READING TEXT =
Content starts

It is possible in this manner to determine that background radiation accounts for considerably less than 1% of the spontaneous mutations that take place. The other mutations must arise out of chemical misadventures, out of the random heat-jiggling of molecules, and so on. These, it can be presumed, will remain constant when the radiation dose is increased.

This is a hopeful aspect of the situation for it means that, if the background radiation is doubled or tripled for mankind as a whole, only that small portion of the spontaneous mutation rate that is due to the background radiation will be doubled or tripled.

Let us suppose, for instance, that fully 1% of the spontaneous mutations occurring in mankind is due to background radiation. In that case, the tripling of the background radiation produced in the United States by man-made causes (see [Table]) would triple that 1%. In place of 99 non-radiational mutations plus 1 radiational, we would have 99 plus 3. The total number of mutations would increase from 100 to 102—an increase of 2%, not an increase of 200% that one would expect if all spontaneous mutations were caused by background radiation.

RADIATION EXPOSURES IN THE UNITED STATES[7]
Millirems[8]
Natural Sources
A. External to the body
1. From cosmic radiation 50.0
2. From the earth 47.0
3. From building materials 3.0
B. Inside the body
1. Inhalation of air 5.0
2. Elements found naturally in human tissues 21.0
Total, Natural sources 126.0
Man-made Sources
A. Medical Procedures
1. Diagnostic X rays 50.0
2. Radiotherapy X ray, radioisotopes 10.0
3. Internal diagnosis, therapy 1.0
Subtotal 61.0
B. Atomic energy industry, laboratories 0.2
C. Luminous watch dials, television tubes, radioactive industrial wastes, etc. 2.0
D. Radioactive fallout 4.0
Subtotal 6.2
Total, man-made sources 67.2
Overall total 193.2

Dosage Rates

Another difference between the genetic and somatic effects of radiation rests in the response to changes in the rate at which radiation is absorbed. It makes a considerable difference to the body whether a large dose of radiation is absorbed over the space of a few minutes or a few years.

When a large dose is absorbed over a short interval of time, so many of the growing tissues lose the capacity for cell division that death may follow. If the same dose is delivered over years, only a small bit of radiation is absorbed on any given day and only small proportions of growing cells lose the capacity for division at any one time. The unaffected cells will continually make up for this and will replace the affected ones. The body is, so to speak, continually repairing the radiation damage and no serious symptoms will develop.

Then, too, if a moderate dose is delivered, the body may show visible symptoms of radiation sickness but can recover. It will then be capable of withstanding another moderate dose, and so on.

The situation is quite different with respect to the genetic effects, at least as far as experiments with Drosophila and bacteria seem to show. Even the smallest doses will produce a few mutations in the chromosomes of those cells in the gonads that eventually develop into sex cells. The affected gonad cells will continue to produce sex cells with those mutations for the rest of the life of the organism. Every tiny bit of radiation adds to the number of mutated sex cells being constantly produced. There is no recovery, because the sex cells, after formation, do not work in cooperation, and affected cells are not replaced by those that are unaffected.

This means (judging by the experiments on lower creatures) that what counts, where genetic damage is in question, is not the rate at which radiation is absorbed but the total sum of radiation. Every exposure an organism experiences, however small, adds its bit of damage.

Content ends

TASKS AND EXERCISES =
1. According to the radiation passage, what share of spontaneous mutations does background radiation account for?
2. Quote everything in the radiation passage from "Dosage Rates" down to "a few years.", copying it word for word.
The material after this sentence is unrelated to the radiation passage.

DATA SHOWN =
Content starts

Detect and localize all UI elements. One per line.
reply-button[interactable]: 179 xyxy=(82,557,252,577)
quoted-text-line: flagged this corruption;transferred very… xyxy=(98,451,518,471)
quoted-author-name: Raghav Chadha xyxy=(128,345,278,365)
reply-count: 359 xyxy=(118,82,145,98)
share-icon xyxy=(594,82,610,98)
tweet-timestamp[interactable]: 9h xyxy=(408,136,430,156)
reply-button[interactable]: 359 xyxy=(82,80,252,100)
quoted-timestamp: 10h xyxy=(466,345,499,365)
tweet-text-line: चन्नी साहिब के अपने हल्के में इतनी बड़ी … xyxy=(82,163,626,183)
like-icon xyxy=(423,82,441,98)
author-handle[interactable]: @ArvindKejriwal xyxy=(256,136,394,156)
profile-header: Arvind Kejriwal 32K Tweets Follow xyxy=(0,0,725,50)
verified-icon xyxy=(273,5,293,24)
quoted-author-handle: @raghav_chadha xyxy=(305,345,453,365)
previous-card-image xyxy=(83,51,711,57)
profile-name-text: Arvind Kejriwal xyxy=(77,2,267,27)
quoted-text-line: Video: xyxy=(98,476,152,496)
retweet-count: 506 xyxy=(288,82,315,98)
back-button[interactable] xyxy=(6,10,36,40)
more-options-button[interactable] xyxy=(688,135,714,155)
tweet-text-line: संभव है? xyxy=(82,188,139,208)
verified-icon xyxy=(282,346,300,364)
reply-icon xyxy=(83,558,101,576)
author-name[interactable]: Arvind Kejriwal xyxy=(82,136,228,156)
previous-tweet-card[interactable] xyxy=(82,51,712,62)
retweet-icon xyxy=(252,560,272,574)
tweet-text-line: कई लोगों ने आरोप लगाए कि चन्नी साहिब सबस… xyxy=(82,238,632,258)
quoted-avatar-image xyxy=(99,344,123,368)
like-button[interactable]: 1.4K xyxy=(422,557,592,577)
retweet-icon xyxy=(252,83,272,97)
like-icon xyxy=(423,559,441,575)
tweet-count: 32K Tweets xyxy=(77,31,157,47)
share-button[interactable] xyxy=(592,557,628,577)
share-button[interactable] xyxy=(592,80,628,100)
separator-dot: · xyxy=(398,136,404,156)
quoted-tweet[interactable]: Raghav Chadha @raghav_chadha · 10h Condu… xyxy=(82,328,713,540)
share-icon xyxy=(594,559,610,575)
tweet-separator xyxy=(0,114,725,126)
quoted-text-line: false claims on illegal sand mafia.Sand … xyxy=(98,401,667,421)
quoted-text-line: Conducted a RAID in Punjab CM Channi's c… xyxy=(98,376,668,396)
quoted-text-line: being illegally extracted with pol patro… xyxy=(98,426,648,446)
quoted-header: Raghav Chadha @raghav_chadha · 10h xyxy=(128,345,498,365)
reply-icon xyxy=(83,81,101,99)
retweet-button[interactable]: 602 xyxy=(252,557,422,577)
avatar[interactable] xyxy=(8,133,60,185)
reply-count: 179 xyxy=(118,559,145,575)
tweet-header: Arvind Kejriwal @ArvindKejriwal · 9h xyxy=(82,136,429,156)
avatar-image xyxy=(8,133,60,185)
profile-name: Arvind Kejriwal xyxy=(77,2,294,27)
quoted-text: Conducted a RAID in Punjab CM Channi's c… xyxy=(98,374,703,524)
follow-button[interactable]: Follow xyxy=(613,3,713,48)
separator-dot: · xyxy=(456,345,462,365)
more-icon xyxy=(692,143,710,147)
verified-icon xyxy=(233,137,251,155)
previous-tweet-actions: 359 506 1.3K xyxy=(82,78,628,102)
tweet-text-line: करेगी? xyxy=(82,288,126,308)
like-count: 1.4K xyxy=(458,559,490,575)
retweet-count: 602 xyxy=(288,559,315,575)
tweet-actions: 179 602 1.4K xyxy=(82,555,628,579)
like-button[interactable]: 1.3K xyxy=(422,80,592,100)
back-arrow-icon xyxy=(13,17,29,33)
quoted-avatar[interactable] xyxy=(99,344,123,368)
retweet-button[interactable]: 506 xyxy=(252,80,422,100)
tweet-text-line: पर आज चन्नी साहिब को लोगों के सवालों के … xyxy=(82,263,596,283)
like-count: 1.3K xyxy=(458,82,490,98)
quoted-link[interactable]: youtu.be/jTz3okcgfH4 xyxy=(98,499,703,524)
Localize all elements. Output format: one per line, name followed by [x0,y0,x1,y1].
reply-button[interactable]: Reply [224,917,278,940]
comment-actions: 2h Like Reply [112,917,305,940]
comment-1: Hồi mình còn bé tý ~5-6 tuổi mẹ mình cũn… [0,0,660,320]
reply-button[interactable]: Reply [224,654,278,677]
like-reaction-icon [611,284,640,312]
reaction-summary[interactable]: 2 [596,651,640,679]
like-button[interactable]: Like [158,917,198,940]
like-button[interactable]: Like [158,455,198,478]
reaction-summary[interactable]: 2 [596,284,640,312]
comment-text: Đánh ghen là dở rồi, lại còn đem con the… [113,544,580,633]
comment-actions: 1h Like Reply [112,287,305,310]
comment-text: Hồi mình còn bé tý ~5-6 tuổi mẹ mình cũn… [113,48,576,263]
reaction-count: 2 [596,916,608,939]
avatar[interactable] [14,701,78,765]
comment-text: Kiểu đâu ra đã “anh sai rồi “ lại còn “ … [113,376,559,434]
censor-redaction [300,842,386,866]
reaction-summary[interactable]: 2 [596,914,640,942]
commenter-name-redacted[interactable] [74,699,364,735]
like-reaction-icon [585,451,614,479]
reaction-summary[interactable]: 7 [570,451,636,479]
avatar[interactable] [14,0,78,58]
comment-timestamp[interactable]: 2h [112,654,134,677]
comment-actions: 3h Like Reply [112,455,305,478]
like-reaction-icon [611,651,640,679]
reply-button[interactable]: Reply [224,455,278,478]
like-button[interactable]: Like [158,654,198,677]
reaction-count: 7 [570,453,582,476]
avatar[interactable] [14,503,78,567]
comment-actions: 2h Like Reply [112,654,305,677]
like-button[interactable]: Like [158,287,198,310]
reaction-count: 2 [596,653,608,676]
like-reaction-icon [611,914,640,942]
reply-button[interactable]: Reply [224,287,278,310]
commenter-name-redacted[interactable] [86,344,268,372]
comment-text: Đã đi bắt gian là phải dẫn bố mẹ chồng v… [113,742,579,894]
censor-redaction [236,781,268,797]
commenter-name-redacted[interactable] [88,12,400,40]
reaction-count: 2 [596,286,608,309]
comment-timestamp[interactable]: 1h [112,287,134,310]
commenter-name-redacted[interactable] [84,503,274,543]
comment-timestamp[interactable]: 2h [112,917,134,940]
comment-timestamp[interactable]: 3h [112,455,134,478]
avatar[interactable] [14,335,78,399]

Content ends

COMPLETED EXERCISE =
1. Considerably less than 1%.

2.
Dosage Rates

Another difference between the genetic and somatic effects of radiation rests in the response to changes in the rate at which radiation is absorbed. It makes a considerable difference to the body whether a large dose of radiation is absorbed over the space of a few minutes or a few years.